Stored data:
-------------------------

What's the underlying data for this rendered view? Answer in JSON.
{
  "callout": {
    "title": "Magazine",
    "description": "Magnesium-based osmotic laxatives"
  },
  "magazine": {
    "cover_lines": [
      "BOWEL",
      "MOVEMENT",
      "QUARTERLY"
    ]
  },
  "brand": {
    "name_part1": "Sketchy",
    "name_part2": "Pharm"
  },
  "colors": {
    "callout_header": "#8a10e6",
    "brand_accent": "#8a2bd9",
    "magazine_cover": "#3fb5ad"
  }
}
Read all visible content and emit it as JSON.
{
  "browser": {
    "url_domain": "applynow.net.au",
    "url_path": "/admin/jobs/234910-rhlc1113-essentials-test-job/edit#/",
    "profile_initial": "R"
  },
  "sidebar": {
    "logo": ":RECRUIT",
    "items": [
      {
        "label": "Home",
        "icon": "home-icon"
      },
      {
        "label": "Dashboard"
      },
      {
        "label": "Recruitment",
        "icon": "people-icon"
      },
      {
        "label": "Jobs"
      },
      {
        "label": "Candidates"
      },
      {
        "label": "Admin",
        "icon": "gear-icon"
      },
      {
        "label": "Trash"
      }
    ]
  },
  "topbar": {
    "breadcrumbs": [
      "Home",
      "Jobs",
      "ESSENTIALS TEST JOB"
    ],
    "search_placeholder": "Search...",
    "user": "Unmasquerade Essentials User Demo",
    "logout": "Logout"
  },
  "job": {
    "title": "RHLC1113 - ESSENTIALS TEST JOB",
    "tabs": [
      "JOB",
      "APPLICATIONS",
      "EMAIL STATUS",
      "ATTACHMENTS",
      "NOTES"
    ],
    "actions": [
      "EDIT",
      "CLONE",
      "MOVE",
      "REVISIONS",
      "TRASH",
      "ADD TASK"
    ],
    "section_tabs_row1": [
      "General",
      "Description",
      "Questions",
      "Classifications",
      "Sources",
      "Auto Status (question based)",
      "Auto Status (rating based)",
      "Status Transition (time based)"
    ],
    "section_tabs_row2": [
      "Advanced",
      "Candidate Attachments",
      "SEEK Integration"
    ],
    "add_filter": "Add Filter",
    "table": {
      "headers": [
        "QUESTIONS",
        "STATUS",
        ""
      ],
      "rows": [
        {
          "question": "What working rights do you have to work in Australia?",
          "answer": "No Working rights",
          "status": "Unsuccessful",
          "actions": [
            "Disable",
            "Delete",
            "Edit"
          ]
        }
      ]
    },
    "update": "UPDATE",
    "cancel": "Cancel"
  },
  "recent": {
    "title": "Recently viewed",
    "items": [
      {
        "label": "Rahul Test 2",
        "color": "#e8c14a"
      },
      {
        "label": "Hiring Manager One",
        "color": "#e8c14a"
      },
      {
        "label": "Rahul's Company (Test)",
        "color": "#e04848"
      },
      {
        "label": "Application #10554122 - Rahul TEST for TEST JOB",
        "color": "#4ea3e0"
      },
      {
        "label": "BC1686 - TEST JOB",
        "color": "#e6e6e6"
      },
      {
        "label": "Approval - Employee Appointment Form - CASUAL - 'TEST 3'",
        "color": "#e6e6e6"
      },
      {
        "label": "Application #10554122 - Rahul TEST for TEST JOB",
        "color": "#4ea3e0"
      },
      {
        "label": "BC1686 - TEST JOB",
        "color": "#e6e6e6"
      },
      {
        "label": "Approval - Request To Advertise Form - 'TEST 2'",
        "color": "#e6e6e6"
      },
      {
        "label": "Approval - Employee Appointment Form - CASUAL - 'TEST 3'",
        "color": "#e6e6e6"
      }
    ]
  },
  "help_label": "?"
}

-------------------------

Extract each line of the material exactly as it stands.

### Output below
What's the underlying data for this rendered view? Answer in JSON.
{
  "callout": {
    "title": "Magazine",
    "description": "Magnesium-based osmotic laxatives"
  },
  "magazine": {
    "cover_lines": [
      "BOWEL",
      "MOVEMENT",
      "QUARTERLY"
    ]
  },
  "brand": {
    "name_part1": "Sketchy",
    "name_part2": "Pharm"
  },
  "colors": {
    "callout_header": "#8a10e6",
    "brand_accent": "#8a2bd9",
    "magazine_cover": "#3fb5ad"
  }
}
Read all visible content and emit it as JSON.
{
  "browser": {
    "url_domain": "applynow.net.au",
    "url_path": "/admin/jobs/234910-rhlc1113-essentials-test-job/edit#/",
    "profile_initial": "R"
  },
  "sidebar": {
    "logo": ":RECRUIT",
    "items": [
      {
        "label": "Home",
        "icon": "home-icon"
      },
      {
        "label": "Dashboard"
      },
      {
        "label": "Recruitment",
        "icon": "people-icon"
      },
      {
        "label": "Jobs"
      },
      {
        "label": "Candidates"
      },
      {
        "label": "Admin",
        "icon": "gear-icon"
      },
      {
        "label": "Trash"
      }
    ]
  },
  "topbar": {
    "breadcrumbs": [
      "Home",
      "Jobs",
      "ESSENTIALS TEST JOB"
    ],
    "search_placeholder": "Search...",
    "user": "Unmasquerade Essentials User Demo",
    "logout": "Logout"
  },
  "job": {
    "title": "RHLC1113 - ESSENTIALS TEST JOB",
    "tabs": [
      "JOB",
      "APPLICATIONS",
      "EMAIL STATUS",
      "ATTACHMENTS",
      "NOTES"
    ],
    "actions": [
      "EDIT",
      "CLONE",
      "MOVE",
      "REVISIONS",
      "TRASH",
      "ADD TASK"
    ],
    "section_tabs_row1": [
      "General",
      "Description",
      "Questions",
      "Classifications",
      "Sources",
      "Auto Status (question based)",
      "Auto Status (rating based)",
      "Status Transition (time based)"
    ],
    "section_tabs_row2": [
      "Advanced",
      "Candidate Attachments",
      "SEEK Integration"
    ],
    "add_filter": "Add Filter",
    "table": {
      "headers": [
        "QUESTIONS",
        "STATUS",
        ""
      ],
      "rows": [
        {
          "question": "What working rights do you have to work in Australia?",
          "answer": "No Working rights",
          "status": "Unsuccessful",
          "actions": [
            "Disable",
            "Delete",
            "Edit"
          ]
        }
      ]
    },
    "update": "UPDATE",
    "cancel": "Cancel"
  },
  "recent": {
    "title": "Recently viewed",
    "items": [
      {
        "label": "Rahul Test 2",
        "color": "#e8c14a"
      },
      {
        "label": "Hiring Manager One",
        "color": "#e8c14a"
      },
      {
        "label": "Rahul's Company (Test)",
        "color": "#e04848"
      },
      {
        "label": "Application #10554122 - Rahul TEST for TEST JOB",
        "color": "#4ea3e0"
      },
      {
        "label": "BC1686 - TEST JOB",
        "color": "#e6e6e6"
      },
      {
        "label": "Approval - Employee Appointment Form - CASUAL - 'TEST 3'",
        "color": "#e6e6e6"
      },
      {
        "label": "Application #10554122 - Rahul TEST for TEST JOB",
        "color": "#4ea3e0"
      },
      {
        "label": "BC1686 - TEST JOB",
        "color": "#e6e6e6"
      },
      {
        "label": "Approval - Request To Advertise Form - 'TEST 2'",
        "color": "#e6e6e6"
      },
      {
        "label": "Approval - Employee Appointment Form - CASUAL - 'TEST 3'",
        "color": "#e6e6e6"
      }
    ]
  },
  "help_label": "?"
}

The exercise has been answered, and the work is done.